- **OBJECTIVE**
Return the whole listing, keeping every character the same.

>> start

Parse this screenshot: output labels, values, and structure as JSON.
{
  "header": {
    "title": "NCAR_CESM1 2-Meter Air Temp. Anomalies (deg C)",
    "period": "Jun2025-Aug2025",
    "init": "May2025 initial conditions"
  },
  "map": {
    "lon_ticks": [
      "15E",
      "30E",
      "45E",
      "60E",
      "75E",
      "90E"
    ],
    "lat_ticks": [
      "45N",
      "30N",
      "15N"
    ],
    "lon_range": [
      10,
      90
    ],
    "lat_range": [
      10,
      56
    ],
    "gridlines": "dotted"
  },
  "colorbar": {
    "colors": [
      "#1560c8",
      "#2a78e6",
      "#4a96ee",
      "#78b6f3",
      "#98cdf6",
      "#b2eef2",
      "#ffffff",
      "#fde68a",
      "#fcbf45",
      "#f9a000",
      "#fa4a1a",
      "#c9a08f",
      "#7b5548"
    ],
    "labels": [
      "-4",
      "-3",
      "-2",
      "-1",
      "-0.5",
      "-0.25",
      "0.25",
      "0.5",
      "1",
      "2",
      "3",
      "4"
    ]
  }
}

>> end

- **OUTPUT FOR THIS TASK**
Parse this screenshot: output labels, values, and structure as JSON.
{
  "header": {
    "title": "NCAR_CESM1 2-Meter Air Temp. Anomalies (deg C)",
    "period": "Jun2025-Aug2025",
    "init": "May2025 initial conditions"
  },
  "map": {
    "lon_ticks": [
      "15E",
      "30E",
      "45E",
      "60E",
      "75E",
      "90E"
    ],
    "lat_ticks": [
      "45N",
      "30N",
      "15N"
    ],
    "lon_range": [
      10,
      90
    ],
    "lat_range": [
      10,
      56
    ],
    "gridlines": "dotted"
  },
  "colorbar": {
    "colors": [
      "#1560c8",
      "#2a78e6",
      "#4a96ee",
      "#78b6f3",
      "#98cdf6",
      "#b2eef2",
      "#ffffff",
      "#fde68a",
      "#fcbf45",
      "#f9a000",
      "#fa4a1a",
      "#c9a08f",
      "#7b5548"
    ],
    "labels": [
      "-4",
      "-3",
      "-2",
      "-1",
      "-0.5",
      "-0.25",
      "0.25",
      "0.5",
      "1",
      "2",
      "3",
      "4"
    ]
  }
}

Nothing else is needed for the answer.